**Figure collection entries:**
BEGIN

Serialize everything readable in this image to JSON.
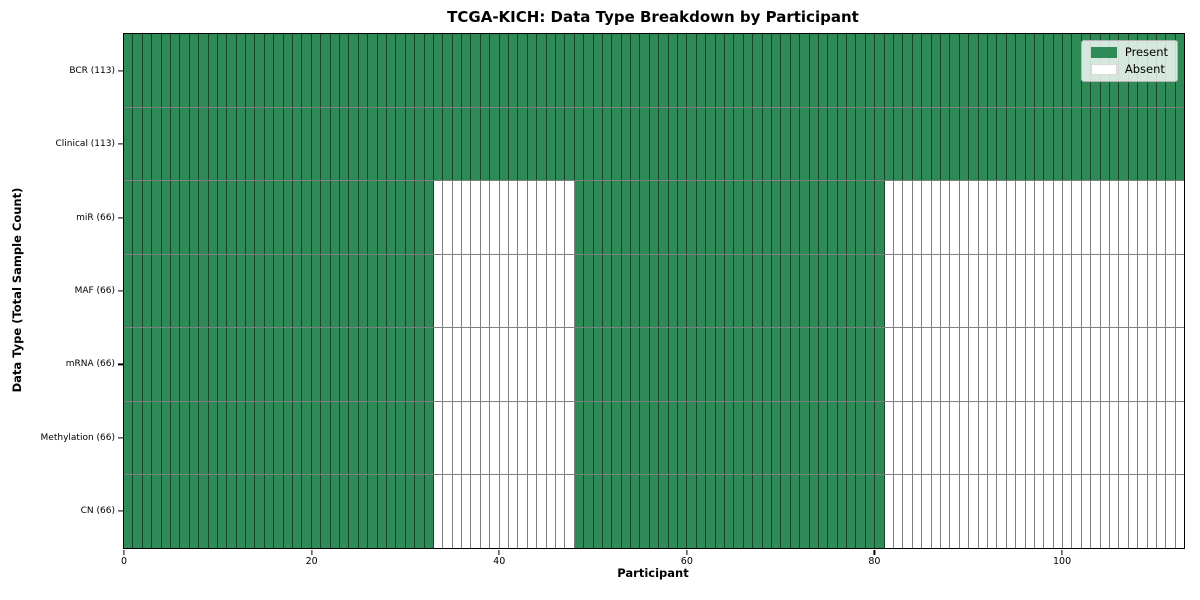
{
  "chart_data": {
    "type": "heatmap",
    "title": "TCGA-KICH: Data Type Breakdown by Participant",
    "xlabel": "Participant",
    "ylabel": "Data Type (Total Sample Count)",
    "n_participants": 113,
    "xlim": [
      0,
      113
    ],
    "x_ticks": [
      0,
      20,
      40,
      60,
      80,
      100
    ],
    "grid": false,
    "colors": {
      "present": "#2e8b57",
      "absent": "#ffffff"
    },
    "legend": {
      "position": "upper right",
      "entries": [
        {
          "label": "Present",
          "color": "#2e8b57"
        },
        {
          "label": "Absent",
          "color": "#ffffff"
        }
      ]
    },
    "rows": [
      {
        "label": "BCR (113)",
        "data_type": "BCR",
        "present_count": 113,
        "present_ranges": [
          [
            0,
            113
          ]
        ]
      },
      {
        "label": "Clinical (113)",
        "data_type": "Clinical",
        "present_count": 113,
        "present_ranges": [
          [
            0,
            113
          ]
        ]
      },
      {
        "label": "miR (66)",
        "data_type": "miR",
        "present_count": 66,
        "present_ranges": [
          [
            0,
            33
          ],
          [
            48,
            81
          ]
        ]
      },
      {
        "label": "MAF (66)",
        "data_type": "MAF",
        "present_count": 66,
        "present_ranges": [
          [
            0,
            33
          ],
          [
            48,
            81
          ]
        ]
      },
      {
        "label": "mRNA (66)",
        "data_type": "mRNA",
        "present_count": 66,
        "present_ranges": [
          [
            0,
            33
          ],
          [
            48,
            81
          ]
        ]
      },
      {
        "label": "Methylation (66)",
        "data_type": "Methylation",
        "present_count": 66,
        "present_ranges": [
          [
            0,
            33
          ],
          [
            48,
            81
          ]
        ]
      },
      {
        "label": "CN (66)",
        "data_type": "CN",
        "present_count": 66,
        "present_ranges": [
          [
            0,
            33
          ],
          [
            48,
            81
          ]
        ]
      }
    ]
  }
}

END
BEGIN

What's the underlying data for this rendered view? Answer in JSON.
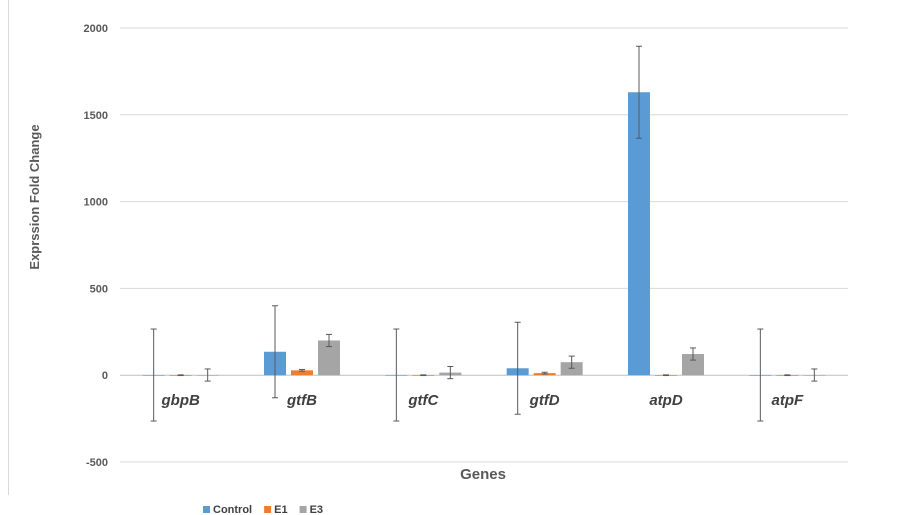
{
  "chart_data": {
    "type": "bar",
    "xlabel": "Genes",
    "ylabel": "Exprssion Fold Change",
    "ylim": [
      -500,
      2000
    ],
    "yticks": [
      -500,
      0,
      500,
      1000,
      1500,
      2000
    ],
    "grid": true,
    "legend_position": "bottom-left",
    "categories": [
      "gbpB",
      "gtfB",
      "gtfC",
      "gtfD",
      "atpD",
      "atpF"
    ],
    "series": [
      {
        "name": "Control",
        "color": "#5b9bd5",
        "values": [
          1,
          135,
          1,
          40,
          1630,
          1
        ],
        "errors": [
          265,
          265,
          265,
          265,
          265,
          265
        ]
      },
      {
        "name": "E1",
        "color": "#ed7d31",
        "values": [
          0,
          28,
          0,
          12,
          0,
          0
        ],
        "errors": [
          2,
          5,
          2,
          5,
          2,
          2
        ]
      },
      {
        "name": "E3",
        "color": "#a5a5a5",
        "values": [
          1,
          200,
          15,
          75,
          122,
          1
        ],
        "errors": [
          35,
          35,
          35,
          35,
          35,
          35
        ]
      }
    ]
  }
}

END

**EXERCISE PROMPT:**
Look above for every line with the word "ylabel" and copy it.

**TASK ANSWER:**
    "ylabel": "Data Type (Total Sample Count)",
    "ylabel": "Exprssion Fold Change",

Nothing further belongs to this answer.